— START OF EXTRACTED MATERIAL —

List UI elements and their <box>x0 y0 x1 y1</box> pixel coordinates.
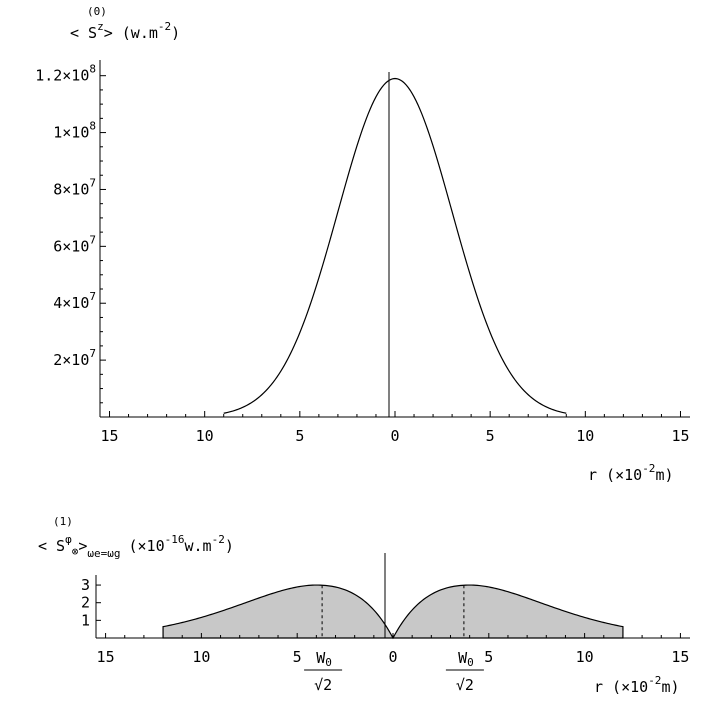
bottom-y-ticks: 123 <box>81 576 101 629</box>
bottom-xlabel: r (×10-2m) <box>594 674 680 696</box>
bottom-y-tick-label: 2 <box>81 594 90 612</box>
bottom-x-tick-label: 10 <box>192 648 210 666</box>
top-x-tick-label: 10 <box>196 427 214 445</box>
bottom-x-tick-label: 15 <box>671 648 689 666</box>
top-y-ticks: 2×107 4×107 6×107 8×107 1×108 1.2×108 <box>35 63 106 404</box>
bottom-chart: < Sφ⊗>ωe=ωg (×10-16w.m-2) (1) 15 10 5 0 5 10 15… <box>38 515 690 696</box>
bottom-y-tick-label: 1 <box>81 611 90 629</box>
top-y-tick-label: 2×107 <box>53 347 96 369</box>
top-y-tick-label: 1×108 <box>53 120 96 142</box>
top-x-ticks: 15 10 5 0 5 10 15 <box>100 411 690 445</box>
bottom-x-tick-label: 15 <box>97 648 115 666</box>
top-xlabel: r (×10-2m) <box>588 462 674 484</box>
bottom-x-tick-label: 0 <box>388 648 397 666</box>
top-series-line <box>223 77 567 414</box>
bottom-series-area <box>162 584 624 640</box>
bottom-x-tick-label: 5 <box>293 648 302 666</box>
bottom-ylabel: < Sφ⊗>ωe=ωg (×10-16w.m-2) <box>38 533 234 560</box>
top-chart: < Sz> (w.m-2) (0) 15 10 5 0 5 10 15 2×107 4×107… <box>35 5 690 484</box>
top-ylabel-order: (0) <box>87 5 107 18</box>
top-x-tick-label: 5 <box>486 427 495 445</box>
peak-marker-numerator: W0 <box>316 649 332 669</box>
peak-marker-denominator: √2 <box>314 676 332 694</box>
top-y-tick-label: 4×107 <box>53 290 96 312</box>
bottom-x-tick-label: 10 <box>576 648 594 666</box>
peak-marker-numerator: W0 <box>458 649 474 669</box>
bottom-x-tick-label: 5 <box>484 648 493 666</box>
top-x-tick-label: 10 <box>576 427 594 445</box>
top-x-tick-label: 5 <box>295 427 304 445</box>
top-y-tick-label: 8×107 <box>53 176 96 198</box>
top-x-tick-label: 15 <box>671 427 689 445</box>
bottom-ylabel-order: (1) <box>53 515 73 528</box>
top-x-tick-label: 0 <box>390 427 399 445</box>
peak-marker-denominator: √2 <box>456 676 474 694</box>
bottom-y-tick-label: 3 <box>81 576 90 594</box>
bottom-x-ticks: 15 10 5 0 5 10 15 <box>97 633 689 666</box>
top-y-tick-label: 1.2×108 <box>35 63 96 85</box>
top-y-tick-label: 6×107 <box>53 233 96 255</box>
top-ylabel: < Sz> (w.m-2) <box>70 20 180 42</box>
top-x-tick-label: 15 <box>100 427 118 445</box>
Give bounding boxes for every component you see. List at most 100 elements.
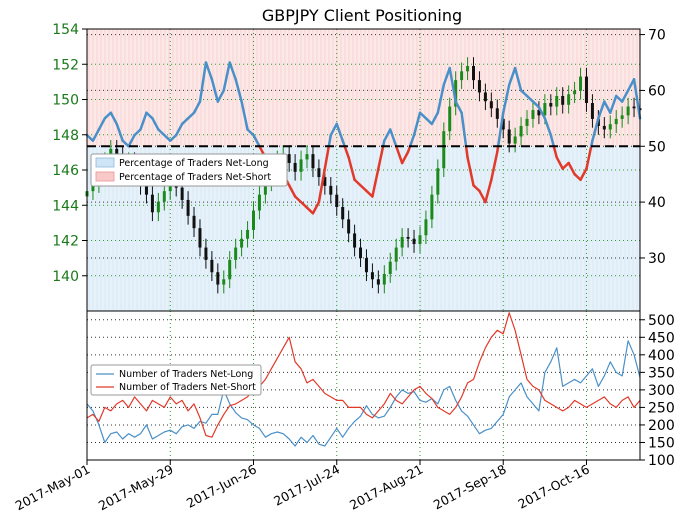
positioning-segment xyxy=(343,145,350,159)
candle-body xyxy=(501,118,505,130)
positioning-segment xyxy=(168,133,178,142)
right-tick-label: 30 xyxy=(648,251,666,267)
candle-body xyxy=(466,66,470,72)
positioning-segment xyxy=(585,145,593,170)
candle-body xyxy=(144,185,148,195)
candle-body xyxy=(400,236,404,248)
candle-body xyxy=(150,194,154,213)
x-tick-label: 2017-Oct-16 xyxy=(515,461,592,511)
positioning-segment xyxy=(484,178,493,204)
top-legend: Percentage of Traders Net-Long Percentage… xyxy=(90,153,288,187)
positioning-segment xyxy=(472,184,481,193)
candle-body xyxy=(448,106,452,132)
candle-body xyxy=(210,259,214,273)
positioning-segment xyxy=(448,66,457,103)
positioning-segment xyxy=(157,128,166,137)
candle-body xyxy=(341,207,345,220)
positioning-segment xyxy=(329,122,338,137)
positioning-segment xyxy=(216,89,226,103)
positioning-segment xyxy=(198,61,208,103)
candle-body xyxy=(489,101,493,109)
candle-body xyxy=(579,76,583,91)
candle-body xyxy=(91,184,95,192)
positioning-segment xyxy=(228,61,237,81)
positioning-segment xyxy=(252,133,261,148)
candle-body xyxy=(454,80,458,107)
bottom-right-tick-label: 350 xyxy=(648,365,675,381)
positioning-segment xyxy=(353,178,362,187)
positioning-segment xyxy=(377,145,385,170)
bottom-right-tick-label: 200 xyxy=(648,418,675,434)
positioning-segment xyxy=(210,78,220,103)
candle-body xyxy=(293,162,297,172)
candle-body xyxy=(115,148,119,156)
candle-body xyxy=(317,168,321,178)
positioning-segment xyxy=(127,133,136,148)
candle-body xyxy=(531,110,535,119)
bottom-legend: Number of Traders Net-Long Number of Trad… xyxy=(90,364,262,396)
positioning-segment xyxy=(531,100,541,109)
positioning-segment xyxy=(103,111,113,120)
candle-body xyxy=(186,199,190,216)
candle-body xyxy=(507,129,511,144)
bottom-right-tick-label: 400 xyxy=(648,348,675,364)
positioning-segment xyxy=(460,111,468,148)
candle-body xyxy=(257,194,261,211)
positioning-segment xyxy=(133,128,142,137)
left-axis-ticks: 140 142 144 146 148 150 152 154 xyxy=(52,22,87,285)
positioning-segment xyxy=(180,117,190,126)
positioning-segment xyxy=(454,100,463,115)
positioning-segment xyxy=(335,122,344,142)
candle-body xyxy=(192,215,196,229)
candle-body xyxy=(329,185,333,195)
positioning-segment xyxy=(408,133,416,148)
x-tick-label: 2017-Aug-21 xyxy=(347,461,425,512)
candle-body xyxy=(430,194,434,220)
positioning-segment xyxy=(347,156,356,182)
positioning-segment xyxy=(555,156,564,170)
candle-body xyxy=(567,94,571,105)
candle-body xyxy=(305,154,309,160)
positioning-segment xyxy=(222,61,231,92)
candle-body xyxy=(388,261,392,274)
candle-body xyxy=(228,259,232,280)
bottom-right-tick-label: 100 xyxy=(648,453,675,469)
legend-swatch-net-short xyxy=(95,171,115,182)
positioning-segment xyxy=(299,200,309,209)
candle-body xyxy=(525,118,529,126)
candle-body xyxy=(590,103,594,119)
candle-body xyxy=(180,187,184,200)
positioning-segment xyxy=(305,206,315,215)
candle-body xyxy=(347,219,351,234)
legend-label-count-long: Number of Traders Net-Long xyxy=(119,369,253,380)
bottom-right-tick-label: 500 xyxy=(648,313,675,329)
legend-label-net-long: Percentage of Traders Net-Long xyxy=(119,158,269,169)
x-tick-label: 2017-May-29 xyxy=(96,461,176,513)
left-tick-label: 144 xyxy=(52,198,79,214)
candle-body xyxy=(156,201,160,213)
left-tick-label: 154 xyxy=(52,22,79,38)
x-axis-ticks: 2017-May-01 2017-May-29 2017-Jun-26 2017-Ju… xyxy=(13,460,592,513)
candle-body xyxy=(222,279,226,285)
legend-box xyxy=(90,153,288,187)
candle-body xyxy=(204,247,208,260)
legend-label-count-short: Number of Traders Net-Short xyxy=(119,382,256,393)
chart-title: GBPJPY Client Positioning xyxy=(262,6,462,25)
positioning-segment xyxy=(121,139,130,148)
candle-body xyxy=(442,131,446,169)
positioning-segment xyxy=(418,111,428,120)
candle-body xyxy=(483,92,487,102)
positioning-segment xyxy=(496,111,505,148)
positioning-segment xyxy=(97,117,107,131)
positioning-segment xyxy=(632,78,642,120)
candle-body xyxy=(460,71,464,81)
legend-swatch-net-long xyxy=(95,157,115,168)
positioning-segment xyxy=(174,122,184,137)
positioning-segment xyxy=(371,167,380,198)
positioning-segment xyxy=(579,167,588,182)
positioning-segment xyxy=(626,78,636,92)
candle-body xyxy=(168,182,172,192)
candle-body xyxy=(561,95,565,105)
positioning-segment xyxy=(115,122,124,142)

— END OF EXTRACTED MATERIAL —

PROMPT. Write out the material from the line containing "positioning-segment xyxy=(343,145,350,159)" through the line containing "candle-body xyxy=(400,236,404,248)", including both of those lines.

RESULT OF THE TASK.
positioning-segment xyxy=(343,145,350,159)
candle-body xyxy=(501,118,505,130)
positioning-segment xyxy=(168,133,178,142)
right-tick-label: 30 xyxy=(648,251,666,267)
candle-body xyxy=(466,66,470,72)
positioning-segment xyxy=(585,145,593,170)
candle-body xyxy=(144,185,148,195)
candle-body xyxy=(400,236,404,248)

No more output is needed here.